[Entries with figure data]
★ ★ ★ ★ ★

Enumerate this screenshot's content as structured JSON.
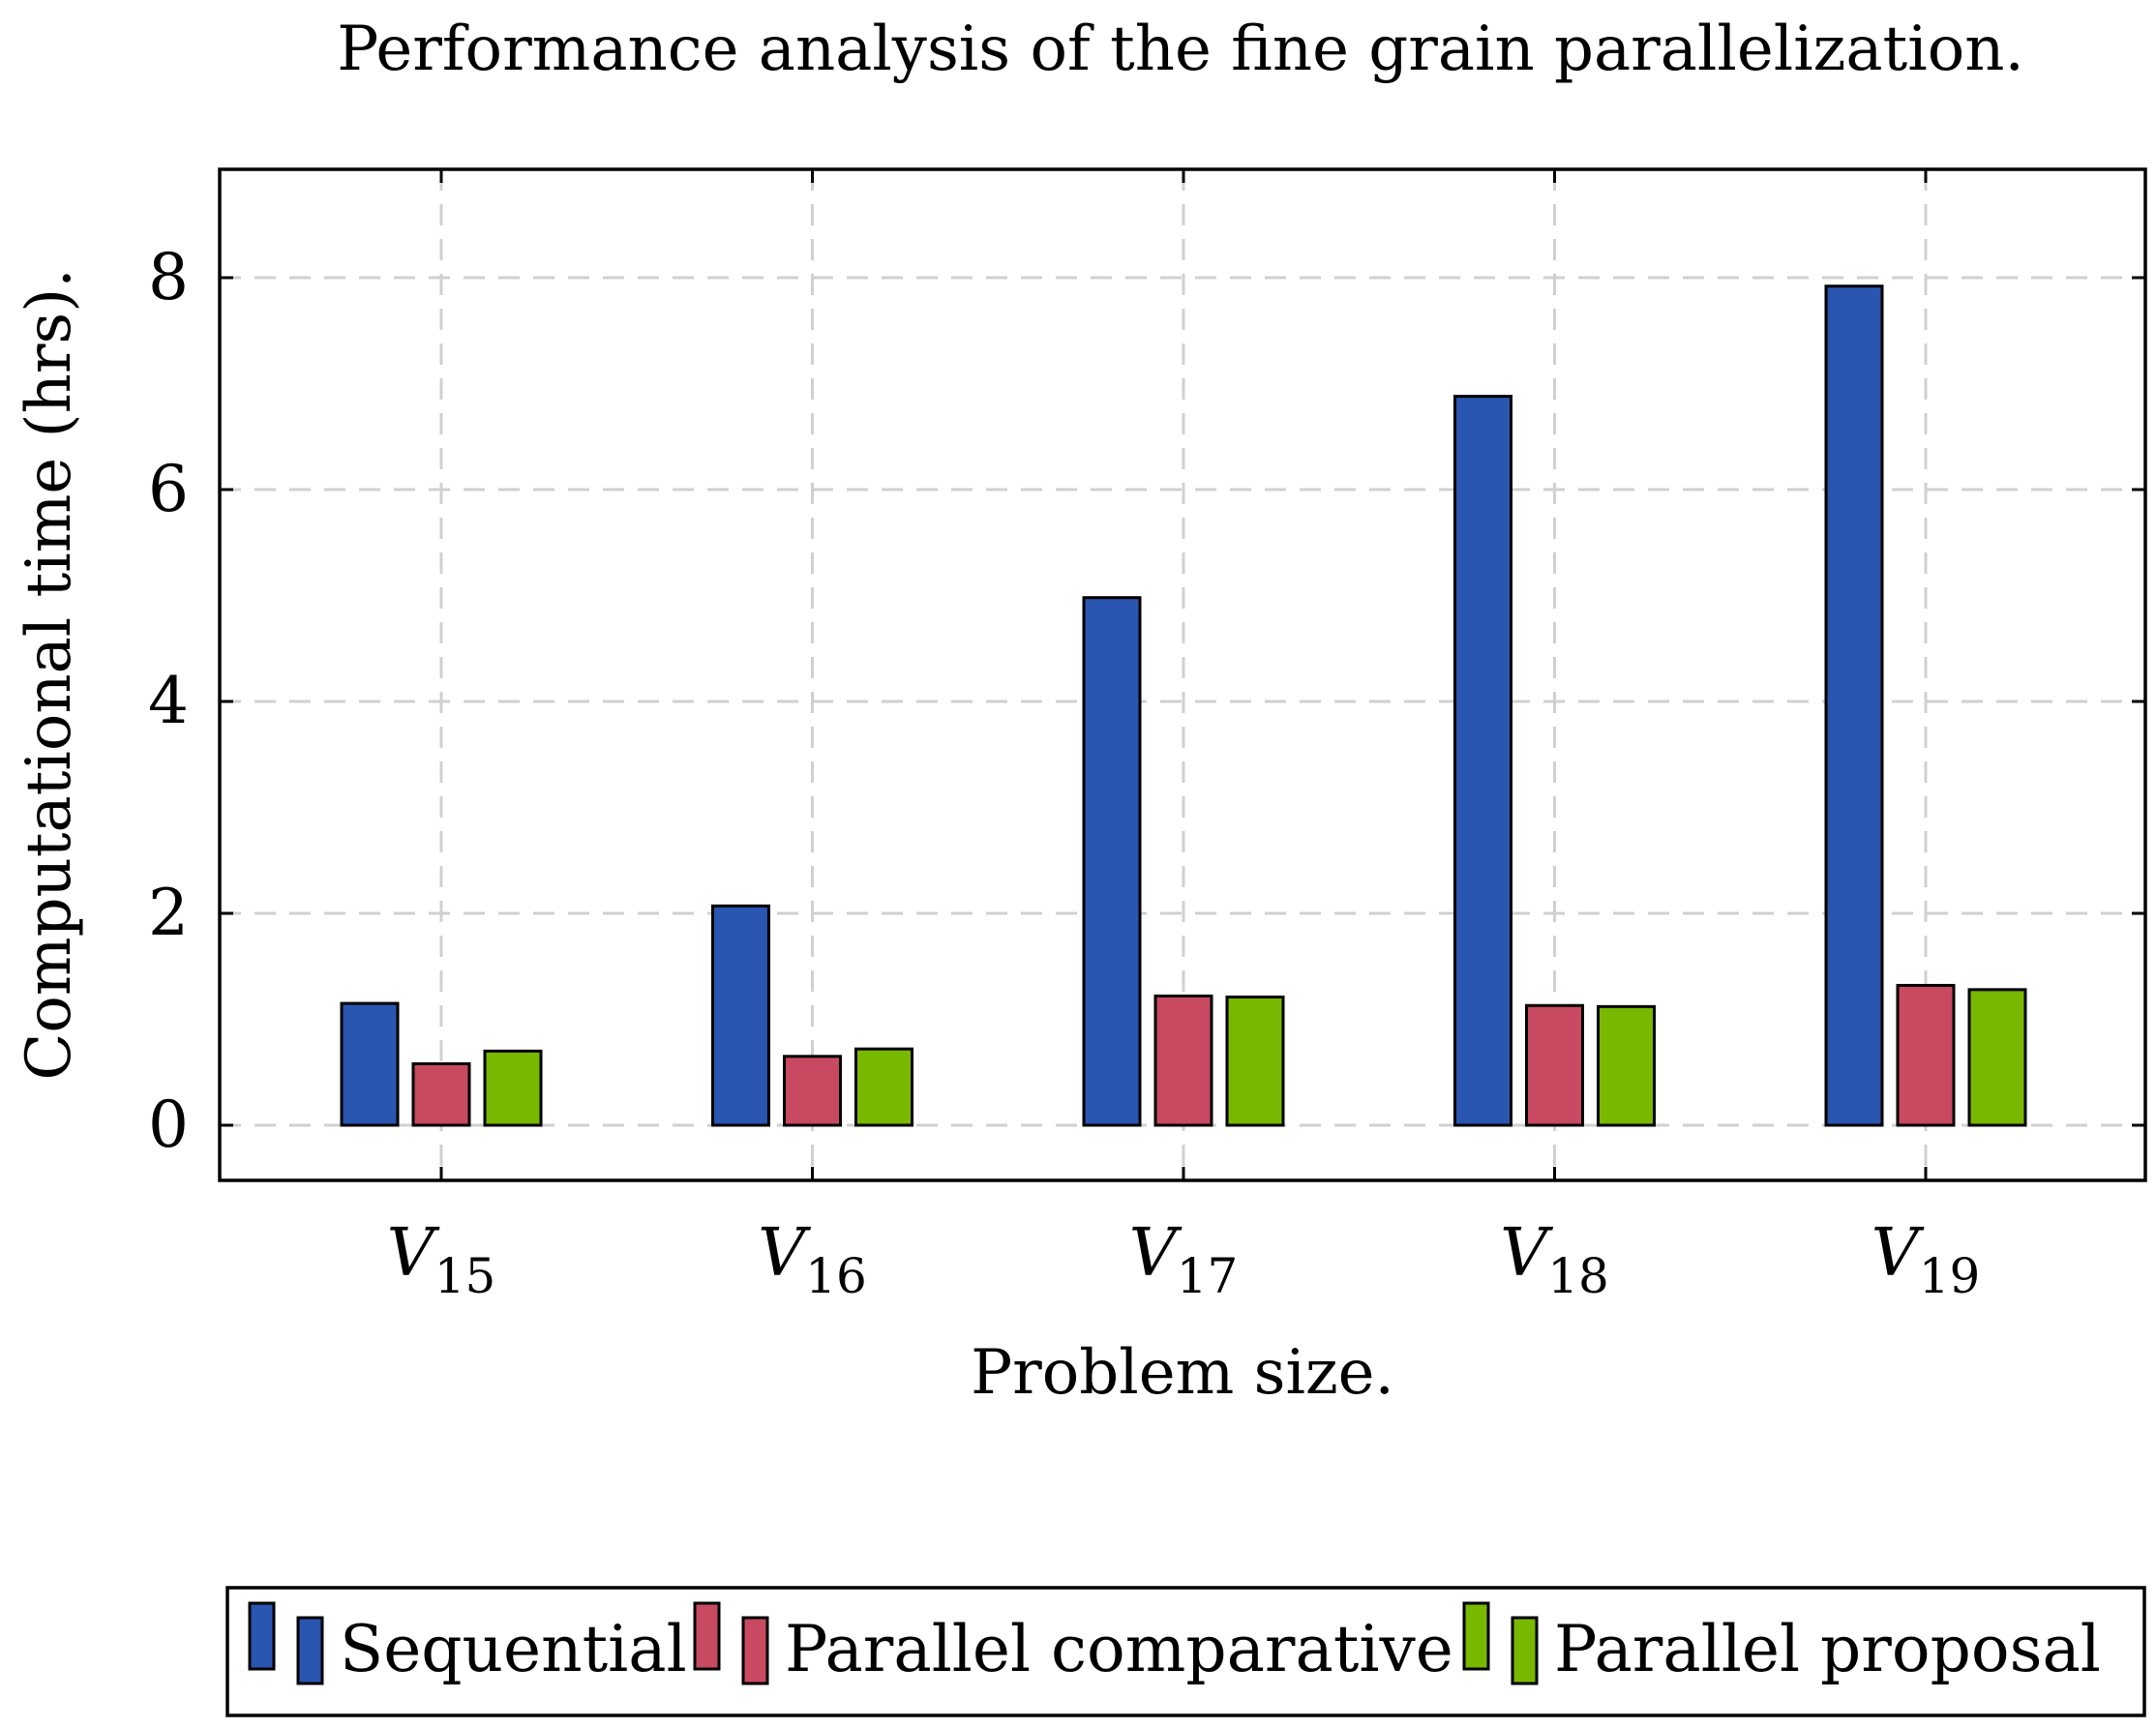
{
  "chart_data": {
    "type": "bar",
    "title": "Performance analysis of the fine grain parallelization.",
    "xlabel": "Problem size.",
    "ylabel": "Computational time (hrs).",
    "categories": [
      {
        "base": "V",
        "sub": "15"
      },
      {
        "base": "V",
        "sub": "16"
      },
      {
        "base": "V",
        "sub": "17"
      },
      {
        "base": "V",
        "sub": "18"
      },
      {
        "base": "V",
        "sub": "19"
      }
    ],
    "ylim": [
      -0.5,
      9
    ],
    "yticks": [
      0,
      2,
      4,
      6,
      8
    ],
    "grid": true,
    "legend_position": "bottom",
    "series": [
      {
        "name": "Sequential",
        "color": "#2a55b0",
        "values": [
          1.15,
          2.07,
          4.98,
          6.88,
          7.92
        ]
      },
      {
        "name": "Parallel comparative",
        "color": "#c74a60",
        "values": [
          0.58,
          0.65,
          1.22,
          1.13,
          1.32
        ]
      },
      {
        "name": "Parallel proposal",
        "color": "#78b800",
        "values": [
          0.7,
          0.72,
          1.21,
          1.12,
          1.28
        ]
      }
    ]
  }
}
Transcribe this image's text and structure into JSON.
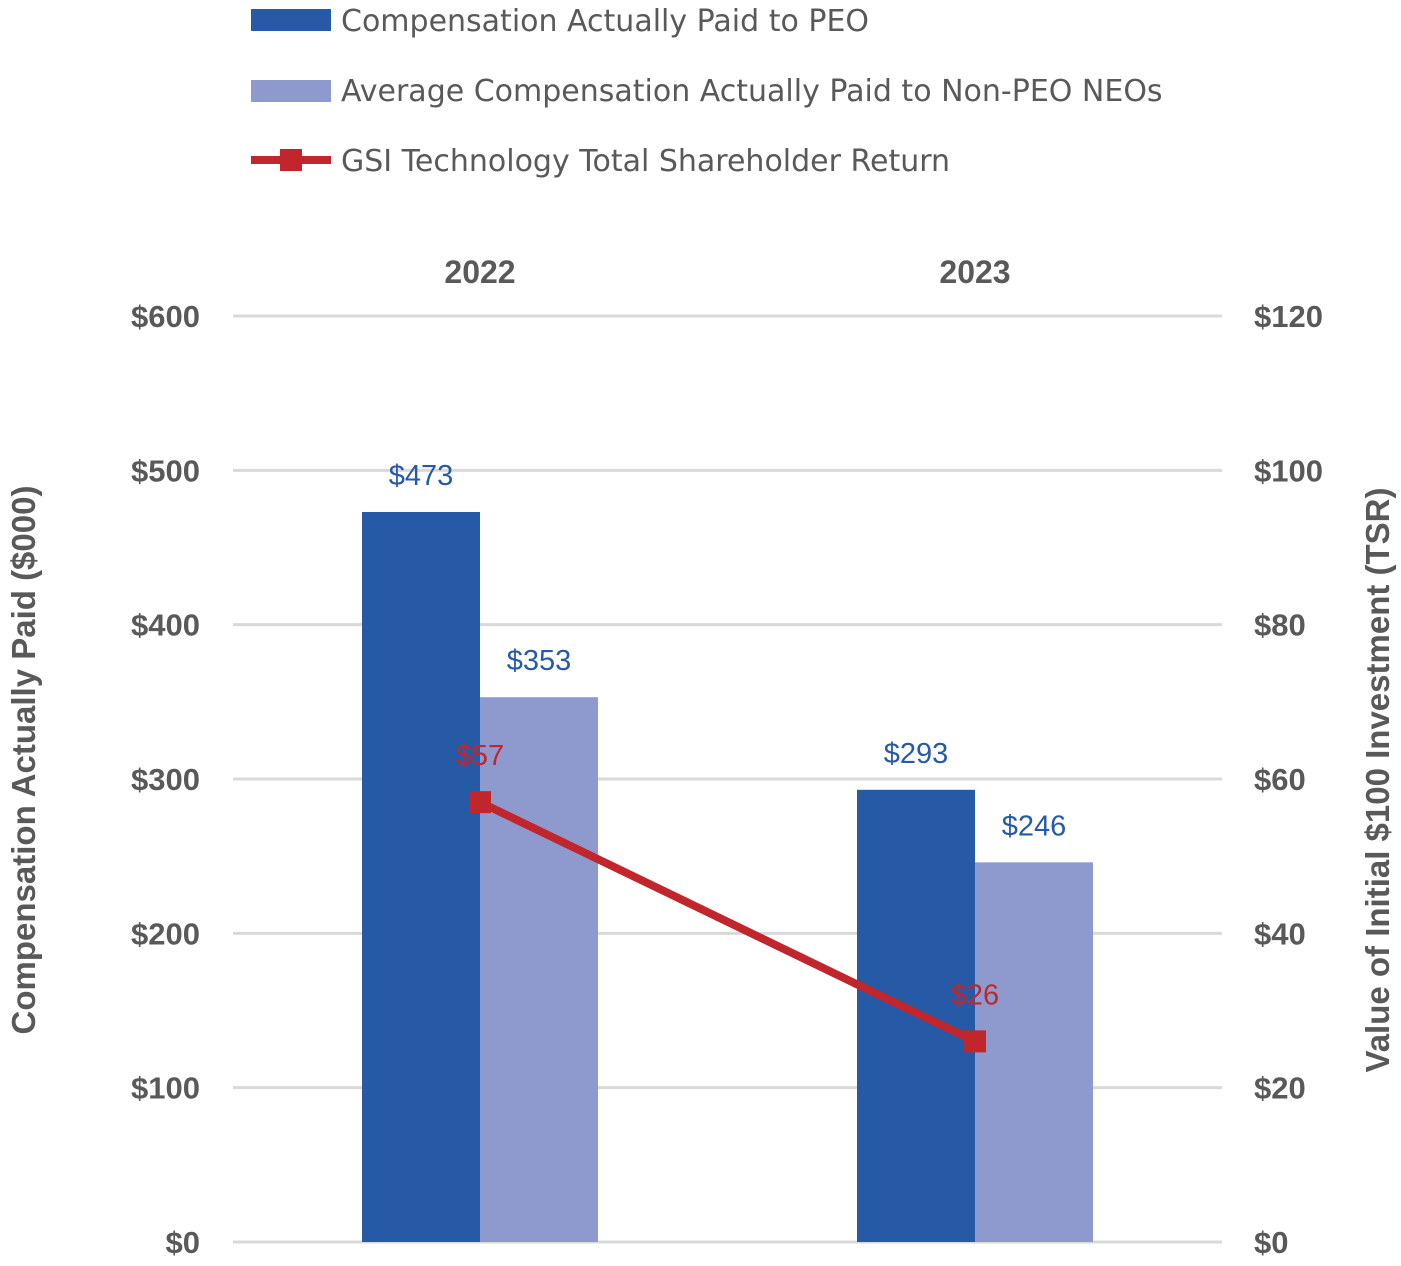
{
  "chart_data": {
    "type": "bar",
    "categories": [
      "2022",
      "2023"
    ],
    "series": [
      {
        "name": "Compensation Actually Paid to PEO",
        "type": "bar",
        "axis": "left",
        "color": "#265AA7",
        "values": [
          473,
          293
        ],
        "labels": [
          "$473",
          "$293"
        ],
        "label_color": "#265AA7"
      },
      {
        "name": "Average Compensation Actually Paid to Non-PEO NEOs",
        "type": "bar",
        "axis": "left",
        "color": "#8E9ACD",
        "values": [
          353,
          246
        ],
        "labels": [
          "$353",
          "$246"
        ],
        "label_color": "#265AA7"
      },
      {
        "name": "GSI Technology Total Shareholder Return",
        "type": "line",
        "marker": "square",
        "axis": "right",
        "color": "#C1262D",
        "values": [
          57,
          26
        ],
        "labels": [
          "$57",
          "$26"
        ],
        "label_color": "#C1262D"
      }
    ],
    "y_left": {
      "label": "Compensation Actually Paid ($000)",
      "min": 0,
      "max": 600,
      "ticks": [
        "$0",
        "$100",
        "$200",
        "$300",
        "$400",
        "$500",
        "$600"
      ]
    },
    "y_right": {
      "label": "Value of Initial $100 Investment (TSR)",
      "min": 0,
      "max": 120,
      "ticks": [
        "$0",
        "$20",
        "$40",
        "$60",
        "$80",
        "$100",
        "$120"
      ]
    },
    "grid": true,
    "legend": "top",
    "gridline_color": "#D9D9D9"
  }
}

★ ★ ★ ★ ★

SHORT PROBLEM
Repeat the material exactly as it reads, without any of its pictures.

SOLUTION FOR THIS TASK
Enumerate this screenshot's content as structured JSON.
{
  "chart_data": {
    "type": "bar",
    "title": "Performance analysis of the fine grain parallelization.",
    "xlabel": "Problem size.",
    "ylabel": "Computational time (hrs).",
    "categories": [
      {
        "base": "V",
        "sub": "15"
      },
      {
        "base": "V",
        "sub": "16"
      },
      {
        "base": "V",
        "sub": "17"
      },
      {
        "base": "V",
        "sub": "18"
      },
      {
        "base": "V",
        "sub": "19"
      }
    ],
    "ylim": [
      -0.5,
      9
    ],
    "yticks": [
      0,
      2,
      4,
      6,
      8
    ],
    "grid": true,
    "legend_position": "bottom",
    "series": [
      {
        "name": "Sequential",
        "color": "#2a55b0",
        "values": [
          1.15,
          2.07,
          4.98,
          6.88,
          7.92
        ]
      },
      {
        "name": "Parallel comparative",
        "color": "#c74a60",
        "values": [
          0.58,
          0.65,
          1.22,
          1.13,
          1.32
        ]
      },
      {
        "name": "Parallel proposal",
        "color": "#78b800",
        "values": [
          0.7,
          0.72,
          1.21,
          1.12,
          1.28
        ]
      }
    ]
  }
}
Transcribe this image's text and structure into JSON.
{
  "chart_data": {
    "type": "bar",
    "categories": [
      "2022",
      "2023"
    ],
    "series": [
      {
        "name": "Compensation Actually Paid to PEO",
        "type": "bar",
        "axis": "left",
        "color": "#265AA7",
        "values": [
          473,
          293
        ],
        "labels": [
          "$473",
          "$293"
        ],
        "label_color": "#265AA7"
      },
      {
        "name": "Average Compensation Actually Paid to Non-PEO NEOs",
        "type": "bar",
        "axis": "left",
        "color": "#8E9ACD",
        "values": [
          353,
          246
        ],
        "labels": [
          "$353",
          "$246"
        ],
        "label_color": "#265AA7"
      },
      {
        "name": "GSI Technology Total Shareholder Return",
        "type": "line",
        "marker": "square",
        "axis": "right",
        "color": "#C1262D",
        "values": [
          57,
          26
        ],
        "labels": [
          "$57",
          "$26"
        ],
        "label_color": "#C1262D"
      }
    ],
    "y_left": {
      "label": "Compensation Actually Paid ($000)",
      "min": 0,
      "max": 600,
      "ticks": [
        "$0",
        "$100",
        "$200",
        "$300",
        "$400",
        "$500",
        "$600"
      ]
    },
    "y_right": {
      "label": "Value of Initial $100 Investment (TSR)",
      "min": 0,
      "max": 120,
      "ticks": [
        "$0",
        "$20",
        "$40",
        "$60",
        "$80",
        "$100",
        "$120"
      ]
    },
    "grid": true,
    "legend": "top",
    "gridline_color": "#D9D9D9"
  }
}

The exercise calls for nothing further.